(Rows from a figure dataset)

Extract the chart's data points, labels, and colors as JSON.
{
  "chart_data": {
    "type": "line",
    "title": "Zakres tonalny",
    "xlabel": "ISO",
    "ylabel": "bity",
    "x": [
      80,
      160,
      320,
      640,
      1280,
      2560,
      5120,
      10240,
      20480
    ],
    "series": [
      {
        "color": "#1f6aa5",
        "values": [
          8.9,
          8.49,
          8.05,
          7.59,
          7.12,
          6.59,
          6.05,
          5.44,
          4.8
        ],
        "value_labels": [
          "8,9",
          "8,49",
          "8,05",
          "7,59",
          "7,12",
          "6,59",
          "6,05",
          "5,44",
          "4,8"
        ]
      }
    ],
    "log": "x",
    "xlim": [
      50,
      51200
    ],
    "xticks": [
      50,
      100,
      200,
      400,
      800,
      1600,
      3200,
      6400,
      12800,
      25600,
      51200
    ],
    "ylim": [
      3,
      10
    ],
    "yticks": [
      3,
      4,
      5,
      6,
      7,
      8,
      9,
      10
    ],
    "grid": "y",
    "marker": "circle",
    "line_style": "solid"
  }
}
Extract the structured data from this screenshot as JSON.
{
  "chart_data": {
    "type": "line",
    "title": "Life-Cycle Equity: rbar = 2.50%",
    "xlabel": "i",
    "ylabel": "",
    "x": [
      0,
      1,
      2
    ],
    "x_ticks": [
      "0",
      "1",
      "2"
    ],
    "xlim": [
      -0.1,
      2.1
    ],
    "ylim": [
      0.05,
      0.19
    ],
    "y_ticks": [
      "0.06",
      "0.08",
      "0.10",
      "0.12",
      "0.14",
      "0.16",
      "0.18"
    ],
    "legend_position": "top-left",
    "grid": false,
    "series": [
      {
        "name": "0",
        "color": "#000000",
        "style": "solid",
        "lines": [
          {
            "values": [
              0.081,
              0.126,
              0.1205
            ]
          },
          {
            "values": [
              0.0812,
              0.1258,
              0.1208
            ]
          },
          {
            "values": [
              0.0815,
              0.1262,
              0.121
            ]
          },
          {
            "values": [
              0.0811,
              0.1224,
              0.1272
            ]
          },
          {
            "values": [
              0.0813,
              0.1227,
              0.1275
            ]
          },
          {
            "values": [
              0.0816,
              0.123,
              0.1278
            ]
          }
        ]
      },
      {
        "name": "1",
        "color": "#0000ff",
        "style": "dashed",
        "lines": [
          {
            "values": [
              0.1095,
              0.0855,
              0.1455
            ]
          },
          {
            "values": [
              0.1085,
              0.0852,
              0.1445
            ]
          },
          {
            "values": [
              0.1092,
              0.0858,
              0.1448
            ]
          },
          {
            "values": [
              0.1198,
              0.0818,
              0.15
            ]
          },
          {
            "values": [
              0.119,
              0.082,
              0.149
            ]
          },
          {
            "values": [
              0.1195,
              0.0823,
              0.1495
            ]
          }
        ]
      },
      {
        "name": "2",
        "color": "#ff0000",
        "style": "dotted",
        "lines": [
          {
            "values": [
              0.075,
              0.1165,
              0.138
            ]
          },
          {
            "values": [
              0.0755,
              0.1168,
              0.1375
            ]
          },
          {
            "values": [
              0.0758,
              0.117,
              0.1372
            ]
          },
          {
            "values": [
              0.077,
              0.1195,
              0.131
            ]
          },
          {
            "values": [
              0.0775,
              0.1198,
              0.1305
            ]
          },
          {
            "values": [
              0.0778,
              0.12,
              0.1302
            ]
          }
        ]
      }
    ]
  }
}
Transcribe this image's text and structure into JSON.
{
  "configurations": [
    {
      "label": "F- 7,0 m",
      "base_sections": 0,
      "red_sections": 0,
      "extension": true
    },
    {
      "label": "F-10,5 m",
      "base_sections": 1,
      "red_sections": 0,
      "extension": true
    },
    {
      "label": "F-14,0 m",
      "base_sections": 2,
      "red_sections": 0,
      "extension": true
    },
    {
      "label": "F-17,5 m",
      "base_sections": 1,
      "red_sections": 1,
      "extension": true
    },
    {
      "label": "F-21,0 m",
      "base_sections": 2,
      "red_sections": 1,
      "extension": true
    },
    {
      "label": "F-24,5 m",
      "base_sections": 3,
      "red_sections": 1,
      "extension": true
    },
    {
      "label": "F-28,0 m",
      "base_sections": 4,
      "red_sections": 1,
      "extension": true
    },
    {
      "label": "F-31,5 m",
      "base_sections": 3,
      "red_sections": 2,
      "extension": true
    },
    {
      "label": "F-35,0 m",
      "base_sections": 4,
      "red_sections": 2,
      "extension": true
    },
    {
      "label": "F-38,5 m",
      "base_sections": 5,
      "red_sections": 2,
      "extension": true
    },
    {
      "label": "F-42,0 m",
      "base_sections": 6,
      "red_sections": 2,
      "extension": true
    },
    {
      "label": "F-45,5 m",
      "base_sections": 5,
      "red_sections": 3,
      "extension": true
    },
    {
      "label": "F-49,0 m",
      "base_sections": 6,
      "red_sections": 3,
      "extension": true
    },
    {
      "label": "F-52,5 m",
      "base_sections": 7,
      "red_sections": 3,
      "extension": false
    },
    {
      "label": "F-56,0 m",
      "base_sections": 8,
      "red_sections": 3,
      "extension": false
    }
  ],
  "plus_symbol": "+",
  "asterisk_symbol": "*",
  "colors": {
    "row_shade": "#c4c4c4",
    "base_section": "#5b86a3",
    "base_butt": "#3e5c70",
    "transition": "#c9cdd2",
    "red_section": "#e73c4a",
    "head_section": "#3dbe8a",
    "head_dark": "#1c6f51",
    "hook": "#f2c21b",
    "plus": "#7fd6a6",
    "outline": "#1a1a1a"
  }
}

* [What to work on] Go through the records and print each one exactly.

* [Response to this task]
Extract the chart's data points, labels, and colors as JSON.
{
  "chart_data": {
    "type": "line",
    "title": "Zakres tonalny",
    "xlabel": "ISO",
    "ylabel": "bity",
    "x": [
      80,
      160,
      320,
      640,
      1280,
      2560,
      5120,
      10240,
      20480
    ],
    "series": [
      {
        "color": "#1f6aa5",
        "values": [
          8.9,
          8.49,
          8.05,
          7.59,
          7.12,
          6.59,
          6.05,
          5.44,
          4.8
        ],
        "value_labels": [
          "8,9",
          "8,49",
          "8,05",
          "7,59",
          "7,12",
          "6,59",
          "6,05",
          "5,44",
          "4,8"
        ]
      }
    ],
    "log": "x",
    "xlim": [
      50,
      51200
    ],
    "xticks": [
      50,
      100,
      200,
      400,
      800,
      1600,
      3200,
      6400,
      12800,
      25600,
      51200
    ],
    "ylim": [
      3,
      10
    ],
    "yticks": [
      3,
      4,
      5,
      6,
      7,
      8,
      9,
      10
    ],
    "grid": "y",
    "marker": "circle",
    "line_style": "solid"
  }
}
Extract the structured data from this screenshot as JSON.
{
  "chart_data": {
    "type": "line",
    "title": "Life-Cycle Equity: rbar = 2.50%",
    "xlabel": "i",
    "ylabel": "",
    "x": [
      0,
      1,
      2
    ],
    "x_ticks": [
      "0",
      "1",
      "2"
    ],
    "xlim": [
      -0.1,
      2.1
    ],
    "ylim": [
      0.05,
      0.19
    ],
    "y_ticks": [
      "0.06",
      "0.08",
      "0.10",
      "0.12",
      "0.14",
      "0.16",
      "0.18"
    ],
    "legend_position": "top-left",
    "grid": false,
    "series": [
      {
        "name": "0",
        "color": "#000000",
        "style": "solid",
        "lines": [
          {
            "values": [
              0.081,
              0.126,
              0.1205
            ]
          },
          {
            "values": [
              0.0812,
              0.1258,
              0.1208
            ]
          },
          {
            "values": [
              0.0815,
              0.1262,
              0.121
            ]
          },
          {
            "values": [
              0.0811,
              0.1224,
              0.1272
            ]
          },
          {
            "values": [
              0.0813,
              0.1227,
              0.1275
            ]
          },
          {
            "values": [
              0.0816,
              0.123,
              0.1278
            ]
          }
        ]
      },
      {
        "name": "1",
        "color": "#0000ff",
        "style": "dashed",
        "lines": [
          {
            "values": [
              0.1095,
              0.0855,
              0.1455
            ]
          },
          {
            "values": [
              0.1085,
              0.0852,
              0.1445
            ]
          },
          {
            "values": [
              0.1092,
              0.0858,
              0.1448
            ]
          },
          {
            "values": [
              0.1198,
              0.0818,
              0.15
            ]
          },
          {
            "values": [
              0.119,
              0.082,
              0.149
            ]
          },
          {
            "values": [
              0.1195,
              0.0823,
              0.1495
            ]
          }
        ]
      },
      {
        "name": "2",
        "color": "#ff0000",
        "style": "dotted",
        "lines": [
          {
            "values": [
              0.075,
              0.1165,
              0.138
            ]
          },
          {
            "values": [
              0.0755,
              0.1168,
              0.1375
            ]
          },
          {
            "values": [
              0.0758,
              0.117,
              0.1372
            ]
          },
          {
            "values": [
              0.077,
              0.1195,
              0.131
            ]
          },
          {
            "values": [
              0.0775,
              0.1198,
              0.1305
            ]
          },
          {
            "values": [
              0.0778,
              0.12,
              0.1302
            ]
          }
        ]
      }
    ]
  }
}
Transcribe this image's text and structure into JSON.
{
  "configurations": [
    {
      "label": "F- 7,0 m",
      "base_sections": 0,
      "red_sections": 0,
      "extension": true
    },
    {
      "label": "F-10,5 m",
      "base_sections": 1,
      "red_sections": 0,
      "extension": true
    },
    {
      "label": "F-14,0 m",
      "base_sections": 2,
      "red_sections": 0,
      "extension": true
    },
    {
      "label": "F-17,5 m",
      "base_sections": 1,
      "red_sections": 1,
      "extension": true
    },
    {
      "label": "F-21,0 m",
      "base_sections": 2,
      "red_sections": 1,
      "extension": true
    },
    {
      "label": "F-24,5 m",
      "base_sections": 3,
      "red_sections": 1,
      "extension": true
    },
    {
      "label": "F-28,0 m",
      "base_sections": 4,
      "red_sections": 1,
      "extension": true
    },
    {
      "label": "F-31,5 m",
      "base_sections": 3,
      "red_sections": 2,
      "extension": true
    },
    {
      "label": "F-35,0 m",
      "base_sections": 4,
      "red_sections": 2,
      "extension": true
    },
    {
      "label": "F-38,5 m",
      "base_sections": 5,
      "red_sections": 2,
      "extension": true
    },
    {
      "label": "F-42,0 m",
      "base_sections": 6,
      "red_sections": 2,
      "extension": true
    },
    {
      "label": "F-45,5 m",
      "base_sections": 5,
      "red_sections": 3,
      "extension": true
    },
    {
      "label": "F-49,0 m",
      "base_sections": 6,
      "red_sections": 3,
      "extension": true
    },
    {
      "label": "F-52,5 m",
      "base_sections": 7,
      "red_sections": 3,
      "extension": false
    },
    {
      "label": "F-56,0 m",
      "base_sections": 8,
      "red_sections": 3,
      "extension": false
    }
  ],
  "plus_symbol": "+",
  "asterisk_symbol": "*",
  "colors": {
    "row_shade": "#c4c4c4",
    "base_section": "#5b86a3",
    "base_butt": "#3e5c70",
    "transition": "#c9cdd2",
    "red_section": "#e73c4a",
    "head_section": "#3dbe8a",
    "head_dark": "#1c6f51",
    "hook": "#f2c21b",
    "plus": "#7fd6a6",
    "outline": "#1a1a1a"
  }
}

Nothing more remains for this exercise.